Work instruction:
Pictures in the records below are skipped; the rest is copied exactly.

Extracted data:
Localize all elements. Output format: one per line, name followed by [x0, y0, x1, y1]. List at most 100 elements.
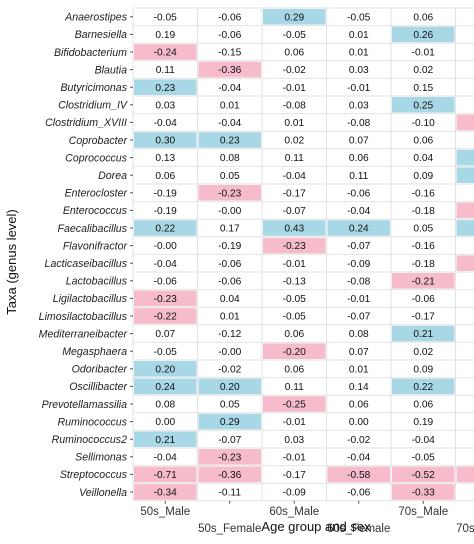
taxon-label: Veillonella: [79, 487, 127, 499]
heatmap-cell: 0.08: [220, 153, 240, 164]
heatmap-cell: -0.02: [347, 435, 371, 446]
cell-value-label: -0.19: [154, 188, 178, 199]
group-label: 70s_Male: [398, 506, 448, 518]
negative-cell-fill: [263, 396, 326, 412]
group-label: 60s_Female: [327, 523, 390, 535]
cell-value-label: 0.22: [413, 382, 433, 393]
negative-cell-fill: [392, 466, 455, 483]
heatmap-cell: 0.06: [413, 136, 433, 147]
heatmap-cell: 0.07: [349, 136, 369, 147]
heatmap-cell: -0.58: [327, 466, 390, 483]
heatmap-cell: 0.21: [456, 149, 474, 166]
cell-value-label: 0.07: [155, 329, 175, 340]
heatmap-cell: -0.05: [283, 312, 307, 323]
cell-value-label: 0.15: [413, 83, 433, 94]
heatmap-cell: -0.17: [283, 470, 307, 481]
heatmap-cell: 0.02: [413, 65, 433, 76]
heatmap-cell: -0.57: [456, 466, 474, 483]
cell-value-label: -0.36: [218, 470, 242, 481]
group-label: 50s_Male: [140, 506, 190, 518]
cell-value-label: -0.15: [218, 48, 242, 59]
heatmap-cell: 0.02: [413, 347, 433, 358]
negative-cell-fill: [456, 202, 474, 219]
negative-cell-fill: [263, 343, 326, 359]
cell-value-label: 0.06: [413, 136, 433, 147]
cell-value-label: -0.05: [283, 30, 307, 41]
cell-value-label: -0.13: [283, 276, 307, 287]
heatmap-cell: 0.02: [284, 136, 304, 147]
cell-value-label: -0.09: [347, 259, 371, 270]
heatmap-cell: -0.01: [412, 48, 436, 59]
taxon-label: Lacticaseibacillus: [45, 258, 128, 270]
negative-cell-fill: [456, 255, 474, 271]
taxon-label: Ligilactobacillus: [53, 293, 128, 305]
cell-value-label: 0.29: [220, 417, 240, 428]
positive-cell-fill: [392, 325, 455, 342]
heatmap-cell: -0.04: [283, 171, 307, 182]
cell-value-label: -0.06: [218, 276, 242, 287]
taxon-label: Megasphaera: [62, 346, 127, 358]
cell-value-label: -0.18: [412, 259, 436, 270]
negative-cell-fill: [198, 185, 261, 201]
taxon-label: Barnesiella: [75, 29, 128, 41]
positive-cell-fill: [198, 378, 261, 395]
positive-cell-fill: [392, 26, 455, 43]
cell-value-label: -0.23: [218, 452, 242, 463]
cell-value-label: -0.05: [412, 452, 436, 463]
heatmap-cell: 0.08: [349, 329, 369, 340]
heatmap-cell: -0.05: [154, 12, 178, 23]
heatmap-cell: -0.34: [134, 484, 197, 500]
positive-cell-fill: [392, 97, 455, 113]
cell-value-label: 0.00: [349, 417, 369, 428]
heatmap-cell: -0.23: [263, 237, 326, 254]
heatmap-cell: -0.02: [218, 364, 242, 375]
cell-value-label: 0.17: [220, 224, 240, 235]
heatmap-cell: -0.08: [347, 276, 371, 287]
heatmap-cell: -0.04: [154, 259, 178, 270]
taxon-label: Odoribacter: [72, 364, 128, 376]
cell-value-label: -0.06: [412, 294, 436, 305]
cell-value-label: -0.04: [218, 83, 242, 94]
negative-cell-fill: [198, 61, 261, 78]
heatmap-cell: -0.52: [392, 466, 455, 483]
positive-cell-fill: [327, 220, 390, 236]
heatmap-cell: 0.06: [413, 12, 433, 23]
taxon-label: Bifidobacterium: [54, 47, 127, 59]
cell-value-label: 0.11: [285, 153, 304, 164]
taxon-label: Faecalibacillus: [58, 223, 128, 235]
cell-value-label: 0.26: [413, 30, 433, 41]
heatmap-cell: -0.21: [392, 273, 455, 289]
heatmap-cell: 0.09: [413, 171, 433, 182]
cell-value-label: -0.04: [154, 118, 178, 129]
cell-value-label: 0.01: [220, 100, 240, 111]
cell-value-label: 0.24: [349, 224, 369, 235]
heatmap-cell: 0.29: [198, 413, 261, 430]
heatmap-cell: 0.01: [220, 312, 240, 323]
cell-value-label: -0.24: [154, 48, 178, 59]
cell-value-label: -0.21: [412, 276, 436, 287]
cell-value-label: -0.04: [154, 259, 178, 270]
negative-cell-fill: [327, 466, 390, 483]
heatmap-cell: 0.05: [220, 400, 240, 411]
cell-value-label: 0.06: [349, 400, 369, 411]
heatmap-cells: -0.05 -0.06 0.29 -0.05 0.06 0.01 0.19 -0.06 -0.0…: [134, 9, 474, 500]
cell-value-label: -0.58: [347, 470, 371, 481]
cell-value-label: -0.05: [154, 347, 178, 358]
heatmap-cell: 0.06: [284, 329, 304, 340]
cell-value-label: -0.07: [347, 312, 371, 323]
heatmap-cell: -0.17: [412, 312, 436, 323]
taxon-label: Enterocloster: [65, 188, 128, 200]
group-label: 50s_Female: [198, 523, 261, 535]
cell-value-label: 0.19: [413, 417, 433, 428]
taxon-label: Lactobacillus: [66, 276, 128, 288]
cell-value-label: -0.12: [218, 329, 242, 340]
cell-value-label: 0.02: [413, 347, 433, 358]
cell-value-label: -0.04: [347, 206, 371, 217]
negative-cell-fill: [456, 466, 474, 483]
cell-value-label: 0.19: [155, 30, 175, 41]
cell-value-label: 0.01: [349, 30, 369, 41]
positive-cell-fill: [263, 9, 326, 25]
positive-cell-fill: [134, 361, 197, 377]
heatmap-cell: 0.22: [134, 220, 197, 236]
negative-cell-fill: [456, 114, 474, 131]
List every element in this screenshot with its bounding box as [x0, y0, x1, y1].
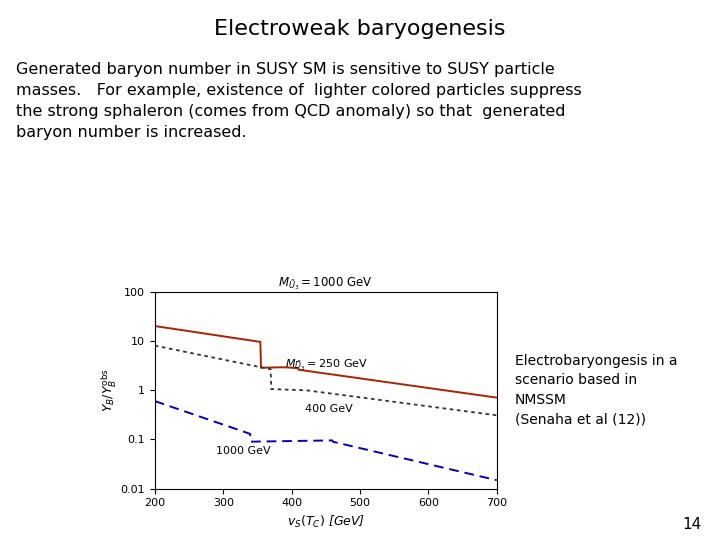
- Text: Electroweak baryogenesis: Electroweak baryogenesis: [215, 19, 505, 39]
- Title: $M_{\tilde{U}_3} = 1000$ GeV: $M_{\tilde{U}_3} = 1000$ GeV: [279, 275, 373, 292]
- Text: 400 GeV: 400 GeV: [305, 404, 353, 414]
- Text: 1000 GeV: 1000 GeV: [217, 447, 271, 456]
- Text: Generated baryon number in SUSY SM is sensitive to SUSY particle
masses.   For e: Generated baryon number in SUSY SM is se…: [16, 62, 582, 140]
- Text: Electrobaryongesis in a
scenario based in
NMSSM
(Senaha et al (12)): Electrobaryongesis in a scenario based i…: [515, 354, 678, 426]
- Text: 14: 14: [683, 517, 702, 532]
- Y-axis label: $Y_B/Y_B^{\rm obs}$: $Y_B/Y_B^{\rm obs}$: [99, 368, 119, 412]
- X-axis label: $v_S(T_C)$ [GeV]: $v_S(T_C)$ [GeV]: [287, 514, 365, 530]
- Text: $M_{\tilde{D}_3} = 250$ GeV: $M_{\tilde{D}_3} = 250$ GeV: [285, 357, 368, 373]
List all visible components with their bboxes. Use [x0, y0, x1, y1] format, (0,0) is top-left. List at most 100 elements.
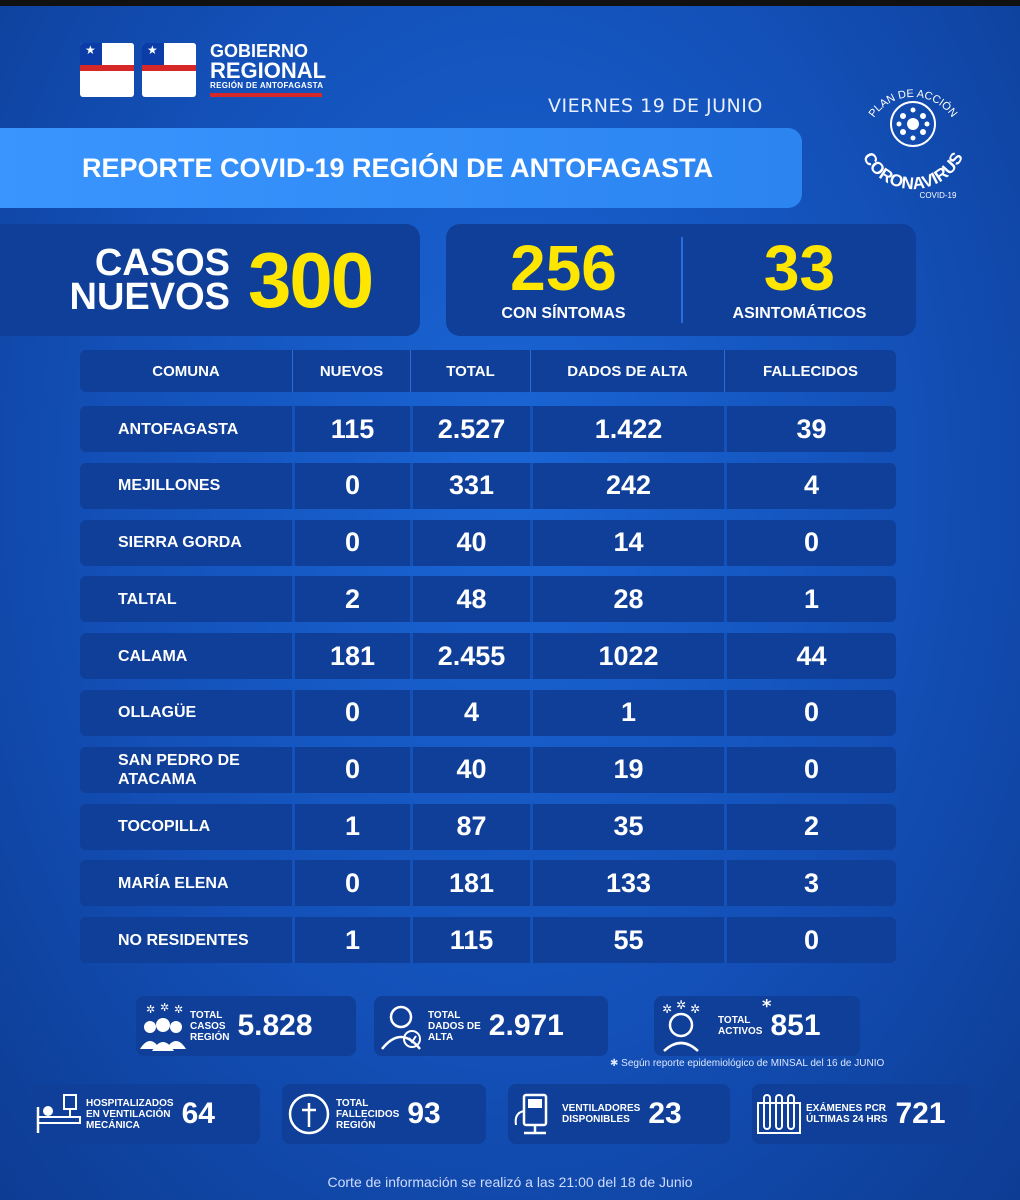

Output:
Localize all elements. Output format: one per line, name followed by [x0, y0, x1, y1]. List at most 100 elements.
taxon-label: Veillonella: [79, 487, 127, 499]
heatmap-cell: 0.08: [220, 153, 240, 164]
heatmap-cell: -0.02: [347, 435, 371, 446]
cell-value-label: -0.19: [154, 188, 178, 199]
group-label: 70s_Male: [398, 506, 448, 518]
negative-cell-fill: [263, 396, 326, 412]
group-label: 60s_Female: [327, 523, 390, 535]
cell-value-label: 0.22: [413, 382, 433, 393]
negative-cell-fill: [392, 466, 455, 483]
heatmap-cell: 0.06: [413, 136, 433, 147]
heatmap-cell: 0.07: [349, 136, 369, 147]
heatmap-cell: -0.58: [327, 466, 390, 483]
heatmap-cell: 0.21: [456, 149, 474, 166]
cell-value-label: 0.07: [155, 329, 175, 340]
heatmap-cell: -0.05: [283, 312, 307, 323]
cell-value-label: 0.15: [413, 83, 433, 94]
heatmap-cell: -0.17: [283, 470, 307, 481]
heatmap-cell: 0.02: [413, 65, 433, 76]
heatmap-cell: -0.57: [456, 466, 474, 483]
cell-value-label: -0.36: [218, 470, 242, 481]
group-label: 50s_Male: [140, 506, 190, 518]
cell-value-label: -0.15: [218, 48, 242, 59]
heatmap-cell: 0.02: [413, 347, 433, 358]
negative-cell-fill: [456, 202, 474, 219]
negative-cell-fill: [263, 343, 326, 359]
cell-value-label: 0.06: [413, 136, 433, 147]
cell-value-label: -0.05: [283, 30, 307, 41]
cell-value-label: -0.13: [283, 276, 307, 287]
heatmap-cell: 0.02: [284, 136, 304, 147]
cell-value-label: -0.09: [347, 259, 371, 270]
heatmap-cell: -0.01: [412, 48, 436, 59]
taxon-label: Lacticaseibacillus: [45, 258, 128, 270]
negative-cell-fill: [456, 255, 474, 271]
taxon-label: Ligilactobacillus: [53, 293, 128, 305]
cell-value-label: 0.29: [220, 417, 240, 428]
positive-cell-fill: [392, 325, 455, 342]
heatmap-cell: -0.04: [283, 171, 307, 182]
cell-value-label: -0.06: [218, 276, 242, 287]
taxon-label: Megasphaera: [62, 346, 127, 358]
cell-value-label: -0.18: [412, 259, 436, 270]
negative-cell-fill: [198, 185, 261, 201]
taxon-label: Barnesiella: [75, 29, 128, 41]
positive-cell-fill: [198, 378, 261, 395]
positive-cell-fill: [392, 26, 455, 43]
cell-value-label: -0.23: [218, 452, 242, 463]
cell-value-label: -0.05: [412, 452, 436, 463]
heatmap-cell: 0.08: [349, 329, 369, 340]
heatmap-cell: -0.05: [154, 12, 178, 23]
heatmap-cell: -0.34: [134, 484, 197, 500]
positive-cell-fill: [392, 97, 455, 113]
cell-value-label: 0.00: [349, 417, 369, 428]
heatmap-cell: -0.23: [263, 237, 326, 254]
heatmap-cell: -0.02: [218, 364, 242, 375]
cell-value-label: 0.17: [220, 224, 240, 235]
heatmap-cell: -0.08: [347, 276, 371, 287]
heatmap-cell: -0.04: [154, 259, 178, 270]
taxon-label: Odoribacter: [72, 364, 128, 376]
cell-value-label: -0.06: [412, 294, 436, 305]
cell-value-label: -0.04: [218, 83, 242, 94]
negative-cell-fill: [198, 61, 261, 78]
heatmap-cell: -0.52: [392, 466, 455, 483]
positive-cell-fill: [327, 220, 390, 236]
heatmap-cell: 0.06: [413, 12, 433, 23]
taxon-label: Bifidobacterium: [54, 47, 127, 59]
cell-value-label: 0.11: [285, 153, 304, 164]
taxon-label: Faecalibacillus: [58, 223, 128, 235]
cell-value-label: 0.26: [413, 30, 433, 41]
heatmap-cell: -0.21: [392, 273, 455, 289]
heatmap-cell: 0.09: [413, 171, 433, 182]
cell-value-label: -0.04: [154, 118, 178, 129]
cell-value-label: 0.01: [220, 100, 240, 111]
cell-value-label: 0.24: [349, 224, 369, 235]
heatmap-cell: 0.29: [198, 413, 261, 430]
heatmap-cell: 0.01: [220, 312, 240, 323]
cell-value-label: -0.24: [154, 48, 178, 59]
cell-value-label: -0.21: [412, 276, 436, 287]
cell-value-label: -0.04: [154, 259, 178, 270]
negative-cell-fill: [327, 466, 390, 483]
heatmap-cell: 0.05: [220, 400, 240, 411]
cell-value-label: 0.06: [349, 400, 369, 411]
heatmap-cells: -0.05 -0.06 0.29 -0.05 0.06 0.01 0.19 -0.06 -0.0…: [134, 9, 474, 500]
cell-value-label: -0.58: [347, 470, 371, 481]
cell-value-label: -0.05: [154, 347, 178, 358]
heatmap-cell: 0.06: [284, 329, 304, 340]
cell-value-label: -0.07: [347, 312, 371, 323]
heatmap-cell: -0.17: [412, 312, 436, 323]
taxon-label: Enterocloster: [65, 188, 128, 200]
group-label: 50s_Female: [198, 523, 261, 535]
cell-value-label: 0.19: [413, 417, 433, 428]
taxon-label: Lactobacillus: [66, 276, 128, 288]
cell-value-label: -0.12: [218, 329, 242, 340]
cell-value-label: 0.02: [413, 347, 433, 358]
cell-value-label: -0.04: [347, 206, 371, 217]
negative-cell-fill: [456, 466, 474, 483]
cell-value-label: 0.19: [155, 30, 175, 41]
cell-value-label: 0.01: [349, 30, 369, 41]
positive-cell-fill: [263, 9, 326, 25]
positive-cell-fill: [134, 361, 197, 377]
heatmap-cell: 0.22: [134, 220, 197, 236]
negative-cell-fill: [456, 114, 474, 131]
List every element in this screenshot with its bounding box as [x0, y0, x1, y1].
- Text: Electroweak baryogenesis: Electroweak baryogenesis: [215, 19, 505, 39]
- Title: $M_{\tilde{U}_3} = 1000$ GeV: $M_{\tilde{U}_3} = 1000$ GeV: [279, 275, 373, 292]
- Text: 400 GeV: 400 GeV: [305, 404, 353, 414]
- Text: 1000 GeV: 1000 GeV: [217, 447, 271, 456]
- Text: Generated baryon number in SUSY SM is sensitive to SUSY particle
masses.   For e: Generated baryon number in SUSY SM is se…: [16, 62, 582, 140]
- Text: Electrobaryongesis in a
scenario based in
NMSSM
(Senaha et al (12)): Electrobaryongesis in a scenario based i…: [515, 354, 678, 426]
- Text: 14: 14: [683, 517, 702, 532]
- Y-axis label: $Y_B/Y_B^{\rm obs}$: $Y_B/Y_B^{\rm obs}$: [99, 368, 119, 412]
- X-axis label: $v_S(T_C)$ [GeV]: $v_S(T_C)$ [GeV]: [287, 514, 365, 530]
- Text: $M_{\tilde{D}_3} = 250$ GeV: $M_{\tilde{D}_3} = 250$ GeV: [285, 357, 368, 373]
List all visible components with their bboxes. Use [x0, y0, x1, y1] format, (0,0) is top-left. List at most 100 elements.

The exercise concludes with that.